** Start DATA TO PROCESS **
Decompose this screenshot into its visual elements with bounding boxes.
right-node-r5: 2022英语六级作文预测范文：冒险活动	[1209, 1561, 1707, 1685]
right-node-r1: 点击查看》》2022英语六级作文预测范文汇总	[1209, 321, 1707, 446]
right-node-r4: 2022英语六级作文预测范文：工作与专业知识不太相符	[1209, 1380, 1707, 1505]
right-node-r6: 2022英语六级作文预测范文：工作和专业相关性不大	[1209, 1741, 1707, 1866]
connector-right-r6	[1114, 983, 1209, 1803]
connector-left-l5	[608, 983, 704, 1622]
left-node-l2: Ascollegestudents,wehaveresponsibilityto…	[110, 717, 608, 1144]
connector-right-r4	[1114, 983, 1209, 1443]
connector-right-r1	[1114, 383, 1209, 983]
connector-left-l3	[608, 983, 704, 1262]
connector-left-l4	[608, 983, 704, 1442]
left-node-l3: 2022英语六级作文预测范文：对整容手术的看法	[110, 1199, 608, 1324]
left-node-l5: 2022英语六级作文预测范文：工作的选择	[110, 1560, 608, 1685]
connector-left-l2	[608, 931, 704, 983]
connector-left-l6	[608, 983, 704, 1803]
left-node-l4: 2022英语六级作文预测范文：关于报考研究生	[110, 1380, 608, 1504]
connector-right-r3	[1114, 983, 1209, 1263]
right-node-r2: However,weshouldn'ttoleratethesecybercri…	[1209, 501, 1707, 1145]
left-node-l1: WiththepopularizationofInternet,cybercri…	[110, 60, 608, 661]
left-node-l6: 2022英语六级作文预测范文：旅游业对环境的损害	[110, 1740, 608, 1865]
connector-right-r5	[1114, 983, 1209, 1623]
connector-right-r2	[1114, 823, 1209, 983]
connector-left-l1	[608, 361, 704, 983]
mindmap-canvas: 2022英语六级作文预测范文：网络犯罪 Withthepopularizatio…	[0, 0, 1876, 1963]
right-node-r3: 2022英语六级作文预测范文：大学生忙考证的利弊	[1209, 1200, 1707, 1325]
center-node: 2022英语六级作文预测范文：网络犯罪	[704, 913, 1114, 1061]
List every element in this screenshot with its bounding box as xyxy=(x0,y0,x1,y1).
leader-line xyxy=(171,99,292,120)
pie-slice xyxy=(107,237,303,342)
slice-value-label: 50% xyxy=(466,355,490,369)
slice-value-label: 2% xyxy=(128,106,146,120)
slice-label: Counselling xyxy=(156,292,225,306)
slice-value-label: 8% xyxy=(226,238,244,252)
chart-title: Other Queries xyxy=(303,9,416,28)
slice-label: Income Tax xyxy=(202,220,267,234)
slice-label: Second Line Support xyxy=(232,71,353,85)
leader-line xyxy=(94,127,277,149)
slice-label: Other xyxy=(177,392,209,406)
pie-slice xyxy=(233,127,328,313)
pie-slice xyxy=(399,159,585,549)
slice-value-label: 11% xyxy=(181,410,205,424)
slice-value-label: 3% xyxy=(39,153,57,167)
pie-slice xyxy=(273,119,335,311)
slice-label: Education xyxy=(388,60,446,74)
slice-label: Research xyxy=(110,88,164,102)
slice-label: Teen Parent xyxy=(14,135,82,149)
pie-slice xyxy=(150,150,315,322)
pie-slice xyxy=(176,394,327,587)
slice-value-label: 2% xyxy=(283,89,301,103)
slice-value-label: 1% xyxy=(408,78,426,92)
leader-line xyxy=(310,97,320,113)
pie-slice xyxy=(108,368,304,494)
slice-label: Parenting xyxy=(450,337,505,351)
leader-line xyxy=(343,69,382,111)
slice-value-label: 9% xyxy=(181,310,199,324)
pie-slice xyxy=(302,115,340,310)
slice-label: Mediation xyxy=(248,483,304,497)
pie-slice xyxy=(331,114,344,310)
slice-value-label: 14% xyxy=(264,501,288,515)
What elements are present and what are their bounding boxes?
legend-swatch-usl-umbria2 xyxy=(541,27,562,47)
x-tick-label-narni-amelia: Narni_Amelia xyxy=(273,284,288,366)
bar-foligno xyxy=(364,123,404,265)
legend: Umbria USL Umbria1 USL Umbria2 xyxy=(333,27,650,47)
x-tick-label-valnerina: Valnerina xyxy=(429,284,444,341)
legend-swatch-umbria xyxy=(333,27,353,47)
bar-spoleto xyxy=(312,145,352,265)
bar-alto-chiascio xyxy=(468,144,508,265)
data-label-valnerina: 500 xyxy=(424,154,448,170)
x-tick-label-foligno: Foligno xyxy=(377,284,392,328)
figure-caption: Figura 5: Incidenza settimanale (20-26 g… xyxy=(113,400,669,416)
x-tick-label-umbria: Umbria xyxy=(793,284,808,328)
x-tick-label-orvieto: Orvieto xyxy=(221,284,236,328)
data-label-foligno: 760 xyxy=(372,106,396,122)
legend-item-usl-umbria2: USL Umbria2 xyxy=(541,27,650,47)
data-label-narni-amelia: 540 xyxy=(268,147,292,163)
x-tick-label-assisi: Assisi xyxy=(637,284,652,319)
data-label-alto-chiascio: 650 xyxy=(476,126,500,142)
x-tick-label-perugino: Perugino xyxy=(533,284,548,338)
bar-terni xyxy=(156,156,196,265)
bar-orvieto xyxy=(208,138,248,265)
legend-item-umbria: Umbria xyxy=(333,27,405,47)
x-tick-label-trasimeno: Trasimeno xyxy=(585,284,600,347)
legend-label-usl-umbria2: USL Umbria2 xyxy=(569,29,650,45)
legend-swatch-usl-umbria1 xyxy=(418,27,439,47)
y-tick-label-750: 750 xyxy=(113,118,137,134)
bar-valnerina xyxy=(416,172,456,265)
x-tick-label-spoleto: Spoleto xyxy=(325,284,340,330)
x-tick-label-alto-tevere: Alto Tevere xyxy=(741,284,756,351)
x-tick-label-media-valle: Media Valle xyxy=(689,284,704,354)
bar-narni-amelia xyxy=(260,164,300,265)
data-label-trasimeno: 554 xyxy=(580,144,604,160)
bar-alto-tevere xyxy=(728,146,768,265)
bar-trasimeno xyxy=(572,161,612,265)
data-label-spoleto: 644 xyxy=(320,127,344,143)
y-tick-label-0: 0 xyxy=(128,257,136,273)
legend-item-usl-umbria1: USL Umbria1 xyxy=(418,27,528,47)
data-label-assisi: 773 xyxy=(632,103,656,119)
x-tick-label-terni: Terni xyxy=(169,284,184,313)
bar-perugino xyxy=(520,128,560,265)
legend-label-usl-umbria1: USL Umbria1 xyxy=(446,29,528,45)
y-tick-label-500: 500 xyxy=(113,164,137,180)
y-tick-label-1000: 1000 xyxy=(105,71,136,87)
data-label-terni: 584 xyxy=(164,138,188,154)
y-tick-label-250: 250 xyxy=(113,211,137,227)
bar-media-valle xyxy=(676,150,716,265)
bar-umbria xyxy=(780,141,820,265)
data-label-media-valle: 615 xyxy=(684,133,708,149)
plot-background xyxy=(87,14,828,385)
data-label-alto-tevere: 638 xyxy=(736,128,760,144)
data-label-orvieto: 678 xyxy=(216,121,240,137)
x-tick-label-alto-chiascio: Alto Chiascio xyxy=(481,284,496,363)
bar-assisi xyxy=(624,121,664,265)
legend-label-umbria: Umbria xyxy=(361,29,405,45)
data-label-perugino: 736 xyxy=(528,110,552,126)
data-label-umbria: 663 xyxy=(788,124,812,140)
** End DATA TO PROCESS **
## WHAT THE TASK REQUIRES
Please return every line of the records above that contains the string "elements".

## RESPONSE
Decompose this screenshot into its visual elements with bounding boxes.
What elements are present and what are their bounding boxes?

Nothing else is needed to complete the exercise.